- Problem to work on -
In the material below, the lines containing the word "Zoom" are required; copy each of them.

Stored data
╔══
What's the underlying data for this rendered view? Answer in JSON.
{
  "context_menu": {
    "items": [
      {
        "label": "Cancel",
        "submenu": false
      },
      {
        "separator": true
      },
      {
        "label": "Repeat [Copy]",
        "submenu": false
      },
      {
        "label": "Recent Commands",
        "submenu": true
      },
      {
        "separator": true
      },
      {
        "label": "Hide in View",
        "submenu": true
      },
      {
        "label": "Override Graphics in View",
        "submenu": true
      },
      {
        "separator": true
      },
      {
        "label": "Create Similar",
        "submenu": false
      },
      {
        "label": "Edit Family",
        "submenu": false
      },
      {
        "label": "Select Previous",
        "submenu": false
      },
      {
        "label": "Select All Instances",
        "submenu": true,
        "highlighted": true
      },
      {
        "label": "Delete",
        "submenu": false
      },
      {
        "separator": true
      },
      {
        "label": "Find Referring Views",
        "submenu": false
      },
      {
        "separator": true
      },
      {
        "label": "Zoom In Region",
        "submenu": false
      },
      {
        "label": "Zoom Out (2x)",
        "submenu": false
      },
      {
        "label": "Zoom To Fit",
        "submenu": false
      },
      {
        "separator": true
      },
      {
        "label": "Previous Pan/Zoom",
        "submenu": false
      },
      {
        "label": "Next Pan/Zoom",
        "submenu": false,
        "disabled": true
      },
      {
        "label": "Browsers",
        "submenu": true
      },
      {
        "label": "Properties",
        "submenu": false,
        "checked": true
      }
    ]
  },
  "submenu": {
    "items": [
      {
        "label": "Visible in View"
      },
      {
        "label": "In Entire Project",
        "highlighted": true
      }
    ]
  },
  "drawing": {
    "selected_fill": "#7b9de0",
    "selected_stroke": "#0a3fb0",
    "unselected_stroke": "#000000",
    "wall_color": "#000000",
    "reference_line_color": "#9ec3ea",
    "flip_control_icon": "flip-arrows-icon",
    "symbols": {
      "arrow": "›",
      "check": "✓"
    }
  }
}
╚══
- Full solution -
        "label": "Zoom In Region",
        "label": "Zoom Out (2x)",
        "label": "Zoom To Fit",
        "label": "Previous Pan/Zoom",
        "label": "Next Pan/Zoom",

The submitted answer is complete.